## [ENTRIES]
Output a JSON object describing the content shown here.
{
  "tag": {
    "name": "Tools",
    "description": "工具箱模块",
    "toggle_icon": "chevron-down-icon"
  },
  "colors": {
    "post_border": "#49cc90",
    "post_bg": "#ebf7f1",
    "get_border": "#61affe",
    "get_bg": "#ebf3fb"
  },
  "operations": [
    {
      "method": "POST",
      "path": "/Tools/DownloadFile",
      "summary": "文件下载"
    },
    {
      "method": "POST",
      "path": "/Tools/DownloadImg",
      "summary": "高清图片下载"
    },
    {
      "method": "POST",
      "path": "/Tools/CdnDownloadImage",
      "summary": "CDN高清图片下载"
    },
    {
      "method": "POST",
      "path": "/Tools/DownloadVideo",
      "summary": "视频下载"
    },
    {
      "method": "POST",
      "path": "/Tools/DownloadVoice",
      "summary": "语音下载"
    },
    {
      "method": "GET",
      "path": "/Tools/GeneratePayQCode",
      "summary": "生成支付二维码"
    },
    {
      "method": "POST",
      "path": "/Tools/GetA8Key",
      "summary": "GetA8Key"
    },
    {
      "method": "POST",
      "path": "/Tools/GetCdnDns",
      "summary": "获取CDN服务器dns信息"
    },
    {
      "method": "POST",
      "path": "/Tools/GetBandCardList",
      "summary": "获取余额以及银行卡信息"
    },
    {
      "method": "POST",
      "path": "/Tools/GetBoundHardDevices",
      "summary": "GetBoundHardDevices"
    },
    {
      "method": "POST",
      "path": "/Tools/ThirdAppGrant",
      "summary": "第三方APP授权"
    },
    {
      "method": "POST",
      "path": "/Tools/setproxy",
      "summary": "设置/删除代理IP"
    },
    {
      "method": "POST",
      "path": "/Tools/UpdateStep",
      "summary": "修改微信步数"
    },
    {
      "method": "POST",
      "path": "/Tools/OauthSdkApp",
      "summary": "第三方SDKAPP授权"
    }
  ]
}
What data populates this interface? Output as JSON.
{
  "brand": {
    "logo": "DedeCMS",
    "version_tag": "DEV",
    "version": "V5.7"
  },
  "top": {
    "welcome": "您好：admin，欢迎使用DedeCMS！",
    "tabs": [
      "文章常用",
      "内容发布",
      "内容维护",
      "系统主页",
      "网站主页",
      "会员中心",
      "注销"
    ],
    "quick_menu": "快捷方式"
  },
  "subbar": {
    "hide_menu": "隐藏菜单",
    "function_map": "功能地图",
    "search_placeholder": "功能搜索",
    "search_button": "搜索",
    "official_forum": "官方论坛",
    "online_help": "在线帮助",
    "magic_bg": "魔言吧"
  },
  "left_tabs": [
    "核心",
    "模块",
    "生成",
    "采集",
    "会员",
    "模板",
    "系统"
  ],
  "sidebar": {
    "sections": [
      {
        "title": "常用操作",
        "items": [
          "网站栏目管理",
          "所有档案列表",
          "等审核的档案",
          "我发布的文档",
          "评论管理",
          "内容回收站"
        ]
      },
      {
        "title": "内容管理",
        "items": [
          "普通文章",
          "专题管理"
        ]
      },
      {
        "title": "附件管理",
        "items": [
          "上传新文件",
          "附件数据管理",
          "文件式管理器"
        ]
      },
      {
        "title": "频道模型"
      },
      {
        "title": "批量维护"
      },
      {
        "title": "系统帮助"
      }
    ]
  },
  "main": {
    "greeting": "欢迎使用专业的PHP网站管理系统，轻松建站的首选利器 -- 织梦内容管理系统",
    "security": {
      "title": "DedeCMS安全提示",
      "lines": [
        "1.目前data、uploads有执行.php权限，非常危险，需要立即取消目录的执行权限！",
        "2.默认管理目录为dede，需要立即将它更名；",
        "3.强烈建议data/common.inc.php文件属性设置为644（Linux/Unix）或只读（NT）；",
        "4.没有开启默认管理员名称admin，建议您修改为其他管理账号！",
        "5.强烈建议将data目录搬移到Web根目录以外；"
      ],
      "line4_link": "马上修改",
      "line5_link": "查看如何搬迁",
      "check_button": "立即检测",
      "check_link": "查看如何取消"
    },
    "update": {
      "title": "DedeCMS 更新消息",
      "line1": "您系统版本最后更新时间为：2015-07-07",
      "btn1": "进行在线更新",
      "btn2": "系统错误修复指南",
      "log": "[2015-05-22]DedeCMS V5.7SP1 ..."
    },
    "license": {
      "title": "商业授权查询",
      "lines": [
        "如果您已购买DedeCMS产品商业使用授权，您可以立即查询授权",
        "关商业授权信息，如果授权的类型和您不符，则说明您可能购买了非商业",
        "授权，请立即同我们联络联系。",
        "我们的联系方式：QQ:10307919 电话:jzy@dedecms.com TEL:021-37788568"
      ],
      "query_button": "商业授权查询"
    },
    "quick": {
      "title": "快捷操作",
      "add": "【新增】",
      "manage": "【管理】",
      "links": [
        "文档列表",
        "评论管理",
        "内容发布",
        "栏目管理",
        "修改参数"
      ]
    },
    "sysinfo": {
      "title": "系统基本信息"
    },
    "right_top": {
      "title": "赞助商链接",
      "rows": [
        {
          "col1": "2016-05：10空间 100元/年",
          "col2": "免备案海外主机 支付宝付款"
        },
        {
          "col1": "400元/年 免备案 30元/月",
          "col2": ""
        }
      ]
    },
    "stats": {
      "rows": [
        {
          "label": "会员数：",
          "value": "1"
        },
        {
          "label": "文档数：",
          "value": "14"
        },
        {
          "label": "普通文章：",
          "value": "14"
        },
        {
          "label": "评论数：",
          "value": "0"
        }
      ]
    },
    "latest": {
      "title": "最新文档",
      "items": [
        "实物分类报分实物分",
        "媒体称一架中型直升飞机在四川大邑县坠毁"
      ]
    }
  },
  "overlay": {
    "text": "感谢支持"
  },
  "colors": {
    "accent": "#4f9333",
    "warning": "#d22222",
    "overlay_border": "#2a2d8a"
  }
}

## [AIM OF THE EXERCISE]
Your task is to give the records above again, exactly.

## [FINAL RESULT]
Output a JSON object describing the content shown here.
{
  "tag": {
    "name": "Tools",
    "description": "工具箱模块",
    "toggle_icon": "chevron-down-icon"
  },
  "colors": {
    "post_border": "#49cc90",
    "post_bg": "#ebf7f1",
    "get_border": "#61affe",
    "get_bg": "#ebf3fb"
  },
  "operations": [
    {
      "method": "POST",
      "path": "/Tools/DownloadFile",
      "summary": "文件下载"
    },
    {
      "method": "POST",
      "path": "/Tools/DownloadImg",
      "summary": "高清图片下载"
    },
    {
      "method": "POST",
      "path": "/Tools/CdnDownloadImage",
      "summary": "CDN高清图片下载"
    },
    {
      "method": "POST",
      "path": "/Tools/DownloadVideo",
      "summary": "视频下载"
    },
    {
      "method": "POST",
      "path": "/Tools/DownloadVoice",
      "summary": "语音下载"
    },
    {
      "method": "GET",
      "path": "/Tools/GeneratePayQCode",
      "summary": "生成支付二维码"
    },
    {
      "method": "POST",
      "path": "/Tools/GetA8Key",
      "summary": "GetA8Key"
    },
    {
      "method": "POST",
      "path": "/Tools/GetCdnDns",
      "summary": "获取CDN服务器dns信息"
    },
    {
      "method": "POST",
      "path": "/Tools/GetBandCardList",
      "summary": "获取余额以及银行卡信息"
    },
    {
      "method": "POST",
      "path": "/Tools/GetBoundHardDevices",
      "summary": "GetBoundHardDevices"
    },
    {
      "method": "POST",
      "path": "/Tools/ThirdAppGrant",
      "summary": "第三方APP授权"
    },
    {
      "method": "POST",
      "path": "/Tools/setproxy",
      "summary": "设置/删除代理IP"
    },
    {
      "method": "POST",
      "path": "/Tools/UpdateStep",
      "summary": "修改微信步数"
    },
    {
      "method": "POST",
      "path": "/Tools/OauthSdkApp",
      "summary": "第三方SDKAPP授权"
    }
  ]
}
What data populates this interface? Output as JSON.
{
  "brand": {
    "logo": "DedeCMS",
    "version_tag": "DEV",
    "version": "V5.7"
  },
  "top": {
    "welcome": "您好：admin，欢迎使用DedeCMS！",
    "tabs": [
      "文章常用",
      "内容发布",
      "内容维护",
      "系统主页",
      "网站主页",
      "会员中心",
      "注销"
    ],
    "quick_menu": "快捷方式"
  },
  "subbar": {
    "hide_menu": "隐藏菜单",
    "function_map": "功能地图",
    "search_placeholder": "功能搜索",
    "search_button": "搜索",
    "official_forum": "官方论坛",
    "online_help": "在线帮助",
    "magic_bg": "魔言吧"
  },
  "left_tabs": [
    "核心",
    "模块",
    "生成",
    "采集",
    "会员",
    "模板",
    "系统"
  ],
  "sidebar": {
    "sections": [
      {
        "title": "常用操作",
        "items": [
          "网站栏目管理",
          "所有档案列表",
          "等审核的档案",
          "我发布的文档",
          "评论管理",
          "内容回收站"
        ]
      },
      {
        "title": "内容管理",
        "items": [
          "普通文章",
          "专题管理"
        ]
      },
      {
        "title": "附件管理",
        "items": [
          "上传新文件",
          "附件数据管理",
          "文件式管理器"
        ]
      },
      {
        "title": "频道模型"
      },
      {
        "title": "批量维护"
      },
      {
        "title": "系统帮助"
      }
    ]
  },
  "main": {
    "greeting": "欢迎使用专业的PHP网站管理系统，轻松建站的首选利器 -- 织梦内容管理系统",
    "security": {
      "title": "DedeCMS安全提示",
      "lines": [
        "1.目前data、uploads有执行.php权限，非常危险，需要立即取消目录的执行权限！",
        "2.默认管理目录为dede，需要立即将它更名；",
        "3.强烈建议data/common.inc.php文件属性设置为644（Linux/Unix）或只读（NT）；",
        "4.没有开启默认管理员名称admin，建议您修改为其他管理账号！",
        "5.强烈建议将data目录搬移到Web根目录以外；"
      ],
      "line4_link": "马上修改",
      "line5_link": "查看如何搬迁",
      "check_button": "立即检测",
      "check_link": "查看如何取消"
    },
    "update": {
      "title": "DedeCMS 更新消息",
      "line1": "您系统版本最后更新时间为：2015-07-07",
      "btn1": "进行在线更新",
      "btn2": "系统错误修复指南",
      "log": "[2015-05-22]DedeCMS V5.7SP1 ..."
    },
    "license": {
      "title": "商业授权查询",
      "lines": [
        "如果您已购买DedeCMS产品商业使用授权，您可以立即查询授权",
        "关商业授权信息，如果授权的类型和您不符，则说明您可能购买了非商业",
        "授权，请立即同我们联络联系。",
        "我们的联系方式：QQ:10307919 电话:jzy@dedecms.com TEL:021-37788568"
      ],
      "query_button": "商业授权查询"
    },
    "quick": {
      "title": "快捷操作",
      "add": "【新增】",
      "manage": "【管理】",
      "links": [
        "文档列表",
        "评论管理",
        "内容发布",
        "栏目管理",
        "修改参数"
      ]
    },
    "sysinfo": {
      "title": "系统基本信息"
    },
    "right_top": {
      "title": "赞助商链接",
      "rows": [
        {
          "col1": "2016-05：10空间 100元/年",
          "col2": "免备案海外主机 支付宝付款"
        },
        {
          "col1": "400元/年 免备案 30元/月",
          "col2": ""
        }
      ]
    },
    "stats": {
      "rows": [
        {
          "label": "会员数：",
          "value": "1"
        },
        {
          "label": "文档数：",
          "value": "14"
        },
        {
          "label": "普通文章：",
          "value": "14"
        },
        {
          "label": "评论数：",
          "value": "0"
        }
      ]
    },
    "latest": {
      "title": "最新文档",
      "items": [
        "实物分类报分实物分",
        "媒体称一架中型直升飞机在四川大邑县坠毁"
      ]
    }
  },
  "overlay": {
    "text": "感谢支持"
  },
  "colors": {
    "accent": "#4f9333",
    "warning": "#d22222",
    "overlay_border": "#2a2d8a"
  }
}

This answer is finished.